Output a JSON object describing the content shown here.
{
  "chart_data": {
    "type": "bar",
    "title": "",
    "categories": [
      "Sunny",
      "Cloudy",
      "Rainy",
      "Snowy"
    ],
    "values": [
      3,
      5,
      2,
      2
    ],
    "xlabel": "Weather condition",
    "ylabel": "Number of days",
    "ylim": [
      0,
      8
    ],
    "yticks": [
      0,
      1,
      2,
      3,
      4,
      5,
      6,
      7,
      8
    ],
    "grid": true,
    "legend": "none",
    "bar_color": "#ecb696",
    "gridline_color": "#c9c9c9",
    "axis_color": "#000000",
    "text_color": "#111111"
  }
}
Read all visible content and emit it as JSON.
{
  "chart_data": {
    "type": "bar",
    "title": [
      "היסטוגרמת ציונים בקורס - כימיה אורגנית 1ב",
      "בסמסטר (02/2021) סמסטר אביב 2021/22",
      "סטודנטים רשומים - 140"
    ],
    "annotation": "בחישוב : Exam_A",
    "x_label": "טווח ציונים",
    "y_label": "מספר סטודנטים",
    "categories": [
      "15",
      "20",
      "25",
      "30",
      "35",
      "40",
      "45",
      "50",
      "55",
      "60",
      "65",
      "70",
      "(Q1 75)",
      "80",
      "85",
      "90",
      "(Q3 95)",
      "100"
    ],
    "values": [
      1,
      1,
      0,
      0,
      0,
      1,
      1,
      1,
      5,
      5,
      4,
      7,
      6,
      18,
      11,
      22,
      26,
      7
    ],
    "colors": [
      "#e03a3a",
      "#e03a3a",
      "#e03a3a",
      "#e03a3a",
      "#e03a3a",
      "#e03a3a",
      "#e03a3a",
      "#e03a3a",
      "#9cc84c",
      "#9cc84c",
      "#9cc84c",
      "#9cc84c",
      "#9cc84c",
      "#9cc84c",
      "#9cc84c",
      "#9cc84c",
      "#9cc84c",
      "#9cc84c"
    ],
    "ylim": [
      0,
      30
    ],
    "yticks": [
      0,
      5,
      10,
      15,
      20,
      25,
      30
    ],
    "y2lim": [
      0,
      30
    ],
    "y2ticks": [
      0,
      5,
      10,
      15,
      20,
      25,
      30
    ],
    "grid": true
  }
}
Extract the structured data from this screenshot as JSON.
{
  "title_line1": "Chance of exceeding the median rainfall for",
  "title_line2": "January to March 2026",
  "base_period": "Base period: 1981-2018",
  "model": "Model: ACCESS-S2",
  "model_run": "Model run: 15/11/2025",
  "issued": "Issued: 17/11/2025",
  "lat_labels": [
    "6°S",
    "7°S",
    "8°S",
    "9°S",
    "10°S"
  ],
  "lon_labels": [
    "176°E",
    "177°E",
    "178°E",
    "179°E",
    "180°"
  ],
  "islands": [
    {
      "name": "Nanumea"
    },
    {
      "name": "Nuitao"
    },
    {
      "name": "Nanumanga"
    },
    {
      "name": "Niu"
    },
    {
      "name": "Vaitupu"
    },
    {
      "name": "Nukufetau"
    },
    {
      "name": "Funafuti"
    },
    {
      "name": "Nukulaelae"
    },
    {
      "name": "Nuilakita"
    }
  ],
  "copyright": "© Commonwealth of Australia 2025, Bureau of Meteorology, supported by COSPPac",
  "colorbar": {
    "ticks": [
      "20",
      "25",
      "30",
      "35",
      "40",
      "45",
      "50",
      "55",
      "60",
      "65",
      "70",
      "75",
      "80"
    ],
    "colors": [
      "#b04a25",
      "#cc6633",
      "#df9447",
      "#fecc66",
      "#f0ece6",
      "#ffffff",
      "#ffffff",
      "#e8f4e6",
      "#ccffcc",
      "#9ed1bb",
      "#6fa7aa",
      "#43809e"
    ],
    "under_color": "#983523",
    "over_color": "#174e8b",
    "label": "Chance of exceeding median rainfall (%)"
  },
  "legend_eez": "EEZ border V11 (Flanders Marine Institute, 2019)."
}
+---+
Print the entries exactly. Include every one.

ANSWER TO THIS PROBLEM
Output a JSON object describing the content shown here.
{
  "chart_data": {
    "type": "bar",
    "title": "",
    "categories": [
      "Sunny",
      "Cloudy",
      "Rainy",
      "Snowy"
    ],
    "values": [
      3,
      5,
      2,
      2
    ],
    "xlabel": "Weather condition",
    "ylabel": "Number of days",
    "ylim": [
      0,
      8
    ],
    "yticks": [
      0,
      1,
      2,
      3,
      4,
      5,
      6,
      7,
      8
    ],
    "grid": true,
    "legend": "none",
    "bar_color": "#ecb696",
    "gridline_color": "#c9c9c9",
    "axis_color": "#000000",
    "text_color": "#111111"
  }
}
Read all visible content and emit it as JSON.
{
  "chart_data": {
    "type": "bar",
    "title": [
      "היסטוגרמת ציונים בקורס - כימיה אורגנית 1ב",
      "בסמסטר (02/2021) סמסטר אביב 2021/22",
      "סטודנטים רשומים - 140"
    ],
    "annotation": "בחישוב : Exam_A",
    "x_label": "טווח ציונים",
    "y_label": "מספר סטודנטים",
    "categories": [
      "15",
      "20",
      "25",
      "30",
      "35",
      "40",
      "45",
      "50",
      "55",
      "60",
      "65",
      "70",
      "(Q1 75)",
      "80",
      "85",
      "90",
      "(Q3 95)",
      "100"
    ],
    "values": [
      1,
      1,
      0,
      0,
      0,
      1,
      1,
      1,
      5,
      5,
      4,
      7,
      6,
      18,
      11,
      22,
      26,
      7
    ],
    "colors": [
      "#e03a3a",
      "#e03a3a",
      "#e03a3a",
      "#e03a3a",
      "#e03a3a",
      "#e03a3a",
      "#e03a3a",
      "#e03a3a",
      "#9cc84c",
      "#9cc84c",
      "#9cc84c",
      "#9cc84c",
      "#9cc84c",
      "#9cc84c",
      "#9cc84c",
      "#9cc84c",
      "#9cc84c",
      "#9cc84c"
    ],
    "ylim": [
      0,
      30
    ],
    "yticks": [
      0,
      5,
      10,
      15,
      20,
      25,
      30
    ],
    "y2lim": [
      0,
      30
    ],
    "y2ticks": [
      0,
      5,
      10,
      15,
      20,
      25,
      30
    ],
    "grid": true
  }
}
Extract the structured data from this screenshot as JSON.
{
  "title_line1": "Chance of exceeding the median rainfall for",
  "title_line2": "January to March 2026",
  "base_period": "Base period: 1981-2018",
  "model": "Model: ACCESS-S2",
  "model_run": "Model run: 15/11/2025",
  "issued": "Issued: 17/11/2025",
  "lat_labels": [
    "6°S",
    "7°S",
    "8°S",
    "9°S",
    "10°S"
  ],
  "lon_labels": [
    "176°E",
    "177°E",
    "178°E",
    "179°E",
    "180°"
  ],
  "islands": [
    {
      "name": "Nanumea"
    },
    {
      "name": "Nuitao"
    },
    {
      "name": "Nanumanga"
    },
    {
      "name": "Niu"
    },
    {
      "name": "Vaitupu"
    },
    {
      "name": "Nukufetau"
    },
    {
      "name": "Funafuti"
    },
    {
      "name": "Nukulaelae"
    },
    {
      "name": "Nuilakita"
    }
  ],
  "copyright": "© Commonwealth of Australia 2025, Bureau of Meteorology, supported by COSPPac",
  "colorbar": {
    "ticks": [
      "20",
      "25",
      "30",
      "35",
      "40",
      "45",
      "50",
      "55",
      "60",
      "65",
      "70",
      "75",
      "80"
    ],
    "colors": [
      "#b04a25",
      "#cc6633",
      "#df9447",
      "#fecc66",
      "#f0ece6",
      "#ffffff",
      "#ffffff",
      "#e8f4e6",
      "#ccffcc",
      "#9ed1bb",
      "#6fa7aa",
      "#43809e"
    ],
    "under_color": "#983523",
    "over_color": "#174e8b",
    "label": "Chance of exceeding median rainfall (%)"
  },
  "legend_eez": "EEZ border V11 (Flanders Marine Institute, 2019)."
}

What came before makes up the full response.